Data listing:
┌────────

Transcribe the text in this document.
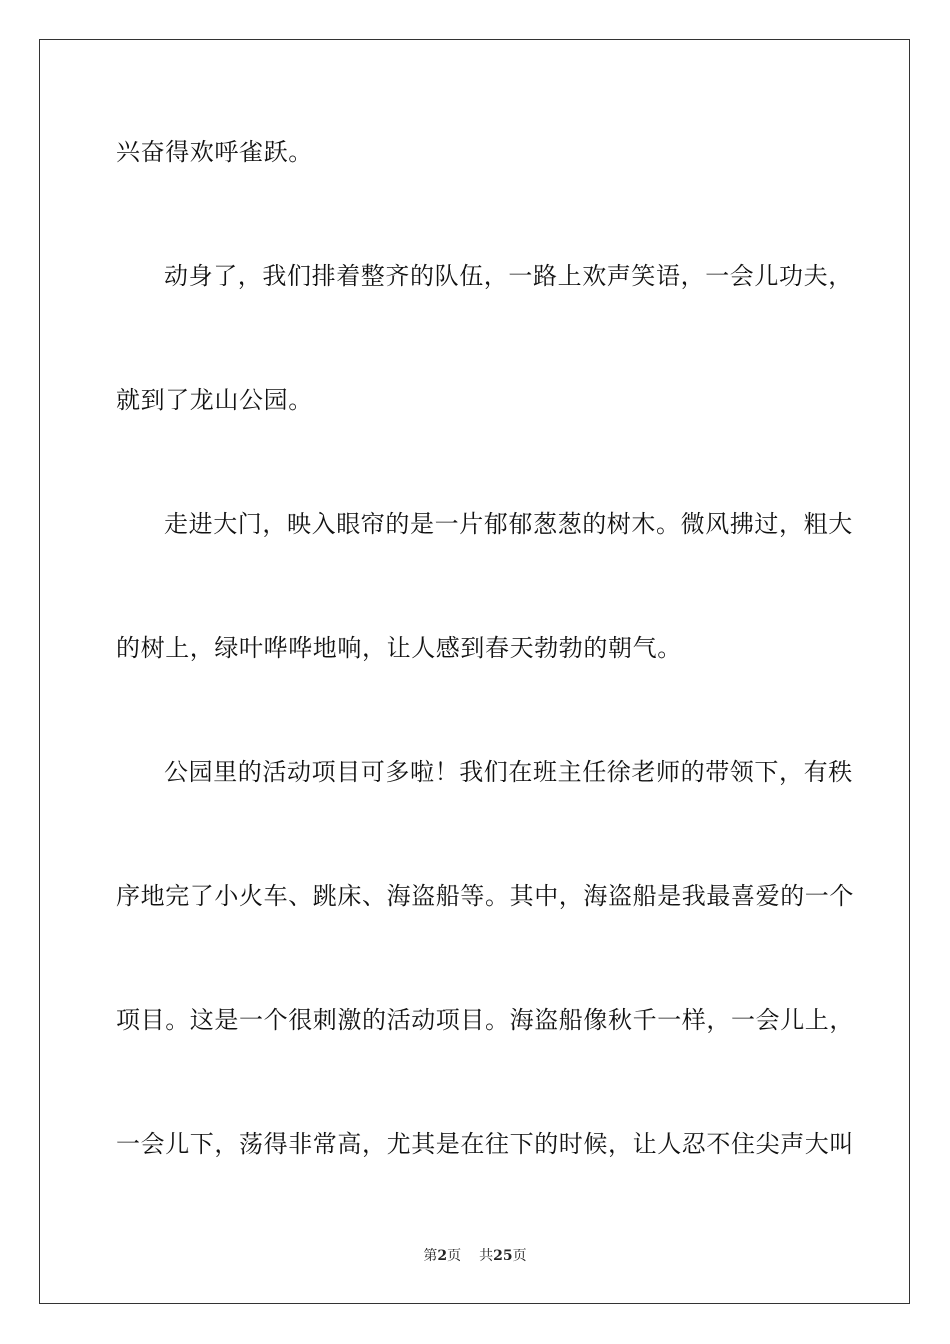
兴奋得欢呼雀跃。
动身了，我们排着整齐的队伍，一路上欢声笑语，一会儿功夫，
就到了龙山公园。
走进大门，映入眼帘的是一片郁郁葱葱的树木。微风拂过，粗大
的树上，绿叶哗哗地响，让人感到春天勃勃的朝气。
公园里的活动项目可多啦！我们在班主任徐老师的带领下，有秩
序地完了小火车、跳床、海盗船等。其中，海盗船是我最喜爱的一个
项目。这是一个很刺激的活动项目。海盗船像秋千一样，一会儿上，
一会儿下，荡得非常高，尤其是在往下的时候，让人忍不住尖声大叫
第2页 共25页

└────────

AIM: Retype each line of the listing above word for word. Exclude the pictures.

EXERCISE ANSWER:
Transcribe the text in this document.
兴奋得欢呼雀跃。
动身了，我们排着整齐的队伍，一路上欢声笑语，一会儿功夫，
就到了龙山公园。
走进大门，映入眼帘的是一片郁郁葱葱的树木。微风拂过，粗大
的树上，绿叶哗哗地响，让人感到春天勃勃的朝气。
公园里的活动项目可多啦！我们在班主任徐老师的带领下，有秩
序地完了小火车、跳床、海盗船等。其中，海盗船是我最喜爱的一个
项目。这是一个很刺激的活动项目。海盗船像秋千一样，一会儿上，
一会儿下，荡得非常高，尤其是在往下的时候，让人忍不住尖声大叫
第2页 共25页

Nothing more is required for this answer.